What the exercise asks
Show each line of the data below that has the string "Navicula" in it.
------------------------------------------------------------
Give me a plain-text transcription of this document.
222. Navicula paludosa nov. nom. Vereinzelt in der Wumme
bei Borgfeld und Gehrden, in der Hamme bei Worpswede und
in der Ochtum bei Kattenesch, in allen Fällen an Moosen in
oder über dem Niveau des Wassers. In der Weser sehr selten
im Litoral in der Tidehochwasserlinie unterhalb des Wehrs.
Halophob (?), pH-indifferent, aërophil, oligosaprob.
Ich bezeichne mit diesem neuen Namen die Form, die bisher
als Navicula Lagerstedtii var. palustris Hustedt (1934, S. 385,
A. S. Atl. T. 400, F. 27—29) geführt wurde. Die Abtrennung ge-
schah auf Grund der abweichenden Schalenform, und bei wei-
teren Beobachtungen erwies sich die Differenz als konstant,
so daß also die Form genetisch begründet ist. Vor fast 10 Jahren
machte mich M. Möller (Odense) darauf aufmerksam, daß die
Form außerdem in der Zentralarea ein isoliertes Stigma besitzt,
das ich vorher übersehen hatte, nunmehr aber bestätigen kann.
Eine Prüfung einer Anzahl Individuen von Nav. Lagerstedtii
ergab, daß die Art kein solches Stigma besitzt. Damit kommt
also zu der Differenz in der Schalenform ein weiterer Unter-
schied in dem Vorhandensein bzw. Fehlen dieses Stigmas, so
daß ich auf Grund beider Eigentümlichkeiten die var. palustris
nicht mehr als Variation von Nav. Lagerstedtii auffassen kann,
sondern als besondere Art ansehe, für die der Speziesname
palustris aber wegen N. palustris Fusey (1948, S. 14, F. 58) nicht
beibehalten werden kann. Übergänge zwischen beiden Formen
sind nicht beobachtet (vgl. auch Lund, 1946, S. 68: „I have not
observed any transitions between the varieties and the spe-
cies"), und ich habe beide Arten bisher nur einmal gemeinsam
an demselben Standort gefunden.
------------------------------------------------------------
Response for this exercise
222. Navicula paludosa nov. nom. Vereinzelt in der Wumme
als Navicula Lagerstedtii var. palustris Hustedt (1934, S. 385,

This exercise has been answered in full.